-- START Records provided --

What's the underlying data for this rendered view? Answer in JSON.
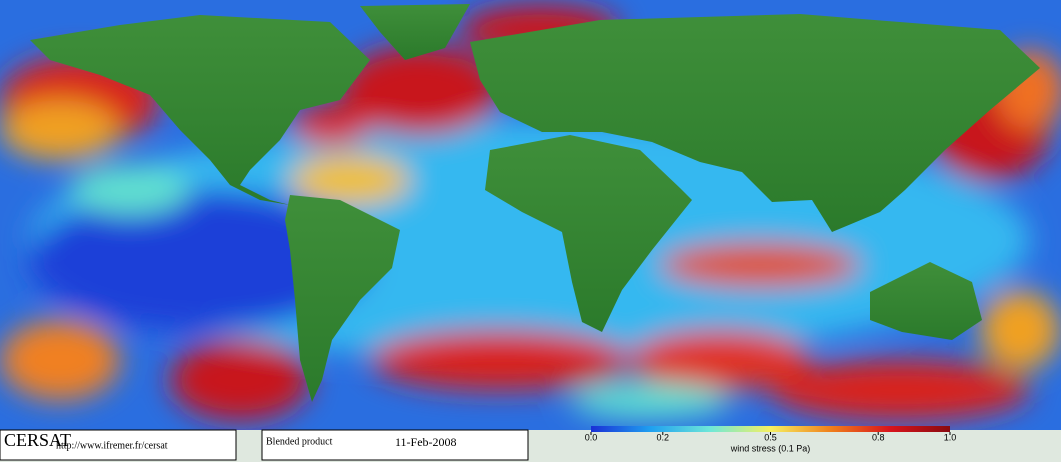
{
  "footer": {
    "logo": "CERSAT",
    "url": "http://www.ifremer.fr/cersat",
    "product": "Blended product",
    "date": "11-Feb-2008"
  },
  "colorbar": {
    "lim": [
      0,
      1
    ],
    "ticks": [
      {
        "value": 0,
        "label": "0.0"
      },
      0.2,
      0.5,
      0.8,
      {
        "value": 1,
        "label": "1.0"
      }
    ],
    "label": "wind stress (0.1 Pa)",
    "colors": [
      "#1a2fd6",
      "#1fa0f0",
      "#6fe8d8",
      "#f6f060",
      "#f0801c",
      "#d8141c",
      "#8a0a10"
    ]
  }
}
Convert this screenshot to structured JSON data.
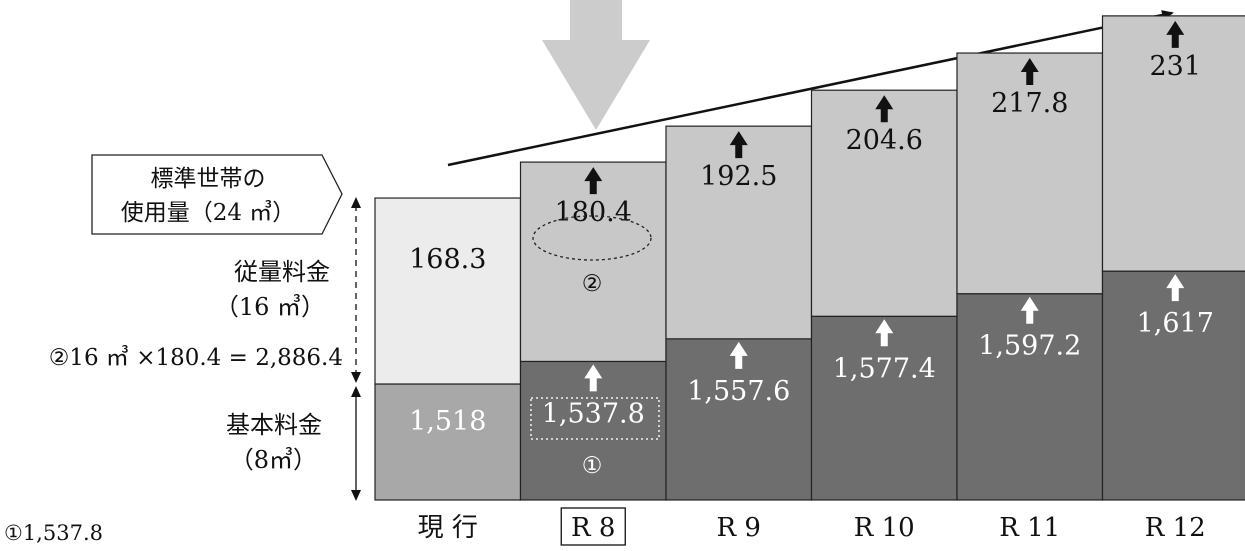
{
  "chart_data": {
    "type": "bar",
    "stacked": true,
    "categories": [
      "現 行",
      "R 8",
      "R 9",
      "R 10",
      "R 11",
      "R 12"
    ],
    "highlighted_category": "R 8",
    "series": [
      {
        "name": "基本料金",
        "values": [
          1518,
          1537.8,
          1557.6,
          1577.4,
          1597.2,
          1617
        ]
      },
      {
        "name": "従量料金",
        "values": [
          168.3,
          180.4,
          192.5,
          204.6,
          217.8,
          231
        ]
      }
    ],
    "base_labels": [
      "1,518",
      "1,537.8",
      "1,557.6",
      "1,577.4",
      "1,597.2",
      "1,617"
    ],
    "top_labels": [
      "168.3",
      "180.4",
      "192.5",
      "204.6",
      "217.8",
      "231"
    ],
    "colors": {
      "base_current": "#a8a8a8",
      "base": "#6e6e6e",
      "top_current": "#ececec",
      "top": "#c8c8c8",
      "down_arrow": "#cccccc"
    }
  },
  "callout": {
    "line1": "標準世帯の",
    "line2": "使用量（24 ㎥）"
  },
  "usage_label": {
    "line1": "従量料金",
    "line2": "（16 ㎥）"
  },
  "formula2": "②16 ㎥ ×180.4 = 2,886.4",
  "base_label": {
    "line1": "基本料金",
    "line2": "（8㎥）"
  },
  "formula1": "①1,537.8",
  "circle_marks": {
    "one": "①",
    "two": "②"
  }
}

-- END Records provided --

Short task: Repeat each record exactly, with the pictures left out.

Result of the exercise:
What's the underlying data for this rendered view? Answer in JSON.
{
  "footer": {
    "logo": "CERSAT",
    "url": "http://www.ifremer.fr/cersat",
    "product": "Blended product",
    "date": "11-Feb-2008"
  },
  "colorbar": {
    "lim": [
      0,
      1
    ],
    "ticks": [
      {
        "value": 0,
        "label": "0.0"
      },
      0.2,
      0.5,
      0.8,
      {
        "value": 1,
        "label": "1.0"
      }
    ],
    "label": "wind stress (0.1 Pa)",
    "colors": [
      "#1a2fd6",
      "#1fa0f0",
      "#6fe8d8",
      "#f6f060",
      "#f0801c",
      "#d8141c",
      "#8a0a10"
    ]
  }
}
Convert this screenshot to structured JSON data.
{
  "chart_data": {
    "type": "bar",
    "stacked": true,
    "categories": [
      "現 行",
      "R 8",
      "R 9",
      "R 10",
      "R 11",
      "R 12"
    ],
    "highlighted_category": "R 8",
    "series": [
      {
        "name": "基本料金",
        "values": [
          1518,
          1537.8,
          1557.6,
          1577.4,
          1597.2,
          1617
        ]
      },
      {
        "name": "従量料金",
        "values": [
          168.3,
          180.4,
          192.5,
          204.6,
          217.8,
          231
        ]
      }
    ],
    "base_labels": [
      "1,518",
      "1,537.8",
      "1,557.6",
      "1,577.4",
      "1,597.2",
      "1,617"
    ],
    "top_labels": [
      "168.3",
      "180.4",
      "192.5",
      "204.6",
      "217.8",
      "231"
    ],
    "colors": {
      "base_current": "#a8a8a8",
      "base": "#6e6e6e",
      "top_current": "#ececec",
      "top": "#c8c8c8",
      "down_arrow": "#cccccc"
    }
  },
  "callout": {
    "line1": "標準世帯の",
    "line2": "使用量（24 ㎥）"
  },
  "usage_label": {
    "line1": "従量料金",
    "line2": "（16 ㎥）"
  },
  "formula2": "②16 ㎥ ×180.4 = 2,886.4",
  "base_label": {
    "line1": "基本料金",
    "line2": "（8㎥）"
  },
  "formula1": "①1,537.8",
  "circle_marks": {
    "one": "①",
    "two": "②"
  }
}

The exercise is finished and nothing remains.